▶ _WHAT YOU ARE ASKED TO DO_
In the material below, repeat only the lines from the one that holds "Output the text content of this document." through the final line, exactly as they stand.

Saved data entries:
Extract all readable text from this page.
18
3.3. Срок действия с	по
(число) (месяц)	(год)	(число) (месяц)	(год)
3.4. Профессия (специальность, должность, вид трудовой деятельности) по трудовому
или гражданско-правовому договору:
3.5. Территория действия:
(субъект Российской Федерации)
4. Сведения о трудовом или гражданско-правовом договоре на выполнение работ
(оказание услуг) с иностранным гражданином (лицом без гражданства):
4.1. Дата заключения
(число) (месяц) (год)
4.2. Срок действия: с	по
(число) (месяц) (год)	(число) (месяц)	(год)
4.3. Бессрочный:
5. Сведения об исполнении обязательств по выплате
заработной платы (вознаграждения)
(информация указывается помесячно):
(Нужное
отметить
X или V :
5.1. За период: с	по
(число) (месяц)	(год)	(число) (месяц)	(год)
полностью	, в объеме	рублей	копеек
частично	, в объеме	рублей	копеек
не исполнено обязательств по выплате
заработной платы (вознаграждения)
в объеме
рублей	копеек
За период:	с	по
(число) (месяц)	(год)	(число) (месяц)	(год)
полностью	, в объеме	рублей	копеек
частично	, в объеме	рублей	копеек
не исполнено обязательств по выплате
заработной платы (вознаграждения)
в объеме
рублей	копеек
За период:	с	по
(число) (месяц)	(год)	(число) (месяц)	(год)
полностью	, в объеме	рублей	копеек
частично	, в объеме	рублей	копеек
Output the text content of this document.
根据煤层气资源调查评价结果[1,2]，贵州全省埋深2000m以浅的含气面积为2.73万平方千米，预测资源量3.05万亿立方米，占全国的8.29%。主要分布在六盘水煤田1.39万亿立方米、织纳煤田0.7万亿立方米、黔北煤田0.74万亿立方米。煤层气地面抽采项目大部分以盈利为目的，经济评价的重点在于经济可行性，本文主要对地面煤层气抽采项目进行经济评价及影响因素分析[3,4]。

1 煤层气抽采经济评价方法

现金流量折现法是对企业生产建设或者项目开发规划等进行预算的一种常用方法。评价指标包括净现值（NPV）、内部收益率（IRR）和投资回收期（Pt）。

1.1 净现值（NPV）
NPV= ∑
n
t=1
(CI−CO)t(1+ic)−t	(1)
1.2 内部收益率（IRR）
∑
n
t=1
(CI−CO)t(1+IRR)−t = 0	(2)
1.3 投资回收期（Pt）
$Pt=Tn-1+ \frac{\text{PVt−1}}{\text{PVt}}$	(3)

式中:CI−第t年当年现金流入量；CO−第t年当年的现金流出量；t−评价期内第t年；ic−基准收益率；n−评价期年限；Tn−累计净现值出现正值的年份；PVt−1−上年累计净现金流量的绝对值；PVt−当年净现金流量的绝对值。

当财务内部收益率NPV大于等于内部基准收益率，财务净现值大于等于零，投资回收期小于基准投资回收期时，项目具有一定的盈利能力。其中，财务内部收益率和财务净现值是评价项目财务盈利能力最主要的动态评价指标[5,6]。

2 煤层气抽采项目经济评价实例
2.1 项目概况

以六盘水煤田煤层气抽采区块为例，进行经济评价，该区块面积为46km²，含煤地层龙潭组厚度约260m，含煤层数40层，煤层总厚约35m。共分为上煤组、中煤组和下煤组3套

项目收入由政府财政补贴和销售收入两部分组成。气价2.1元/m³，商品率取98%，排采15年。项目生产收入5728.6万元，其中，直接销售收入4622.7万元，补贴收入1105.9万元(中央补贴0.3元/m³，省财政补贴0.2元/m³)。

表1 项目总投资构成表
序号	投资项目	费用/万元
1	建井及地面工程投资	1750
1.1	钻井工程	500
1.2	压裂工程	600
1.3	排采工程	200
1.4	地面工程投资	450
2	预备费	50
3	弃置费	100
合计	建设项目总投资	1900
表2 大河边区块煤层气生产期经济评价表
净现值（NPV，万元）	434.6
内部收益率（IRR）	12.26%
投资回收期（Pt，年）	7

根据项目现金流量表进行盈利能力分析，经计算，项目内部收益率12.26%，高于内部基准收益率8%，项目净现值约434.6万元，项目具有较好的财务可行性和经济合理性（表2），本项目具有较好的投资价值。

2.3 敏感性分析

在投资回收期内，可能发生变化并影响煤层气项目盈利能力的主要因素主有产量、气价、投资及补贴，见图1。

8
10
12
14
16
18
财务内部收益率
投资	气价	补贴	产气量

▶ _OUTPUT OF THE EXERCISE_
Output the text content of this document.
根据煤层气资源调查评价结果[1,2]，贵州全省埋深2000m以浅的含气面积为2.73万平方千米，预测资源量3.05万亿立方米，占全国的8.29%。主要分布在六盘水煤田1.39万亿立方米、织纳煤田0.7万亿立方米、黔北煤田0.74万亿立方米。煤层气地面抽采项目大部分以盈利为目的，经济评价的重点在于经济可行性，本文主要对地面煤层气抽采项目进行经济评价及影响因素分析[3,4]。

1 煤层气抽采经济评价方法

现金流量折现法是对企业生产建设或者项目开发规划等进行预算的一种常用方法。评价指标包括净现值（NPV）、内部收益率（IRR）和投资回收期（Pt）。

1.1 净现值（NPV）
NPV= ∑
n
t=1
(CI−CO)t(1+ic)−t	(1)
1.2 内部收益率（IRR）
∑
n
t=1
(CI−CO)t(1+IRR)−t = 0	(2)
1.3 投资回收期（Pt）
$Pt=Tn-1+ \frac{\text{PVt−1}}{\text{PVt}}$	(3)

式中:CI−第t年当年现金流入量；CO−第t年当年的现金流出量；t−评价期内第t年；ic−基准收益率；n−评价期年限；Tn−累计净现值出现正值的年份；PVt−1−上年累计净现金流量的绝对值；PVt−当年净现金流量的绝对值。

当财务内部收益率NPV大于等于内部基准收益率，财务净现值大于等于零，投资回收期小于基准投资回收期时，项目具有一定的盈利能力。其中，财务内部收益率和财务净现值是评价项目财务盈利能力最主要的动态评价指标[5,6]。

2 煤层气抽采项目经济评价实例
2.1 项目概况

以六盘水煤田煤层气抽采区块为例，进行经济评价，该区块面积为46km²，含煤地层龙潭组厚度约260m，含煤层数40层，煤层总厚约35m。共分为上煤组、中煤组和下煤组3套

项目收入由政府财政补贴和销售收入两部分组成。气价2.1元/m³，商品率取98%，排采15年。项目生产收入5728.6万元，其中，直接销售收入4622.7万元，补贴收入1105.9万元(中央补贴0.3元/m³，省财政补贴0.2元/m³)。

表1 项目总投资构成表
序号	投资项目	费用/万元
1	建井及地面工程投资	1750
1.1	钻井工程	500
1.2	压裂工程	600
1.3	排采工程	200
1.4	地面工程投资	450
2	预备费	50
3	弃置费	100
合计	建设项目总投资	1900
表2 大河边区块煤层气生产期经济评价表
净现值（NPV，万元）	434.6
内部收益率（IRR）	12.26%
投资回收期（Pt，年）	7

根据项目现金流量表进行盈利能力分析，经计算，项目内部收益率12.26%，高于内部基准收益率8%，项目净现值约434.6万元，项目具有较好的财务可行性和经济合理性（表2），本项目具有较好的投资价值。

2.3 敏感性分析

在投资回收期内，可能发生变化并影响煤层气项目盈利能力的主要因素主有产量、气价、投资及补贴，见图1。

8
10
12
14
16
18
财务内部收益率
投资	气价	补贴	产气量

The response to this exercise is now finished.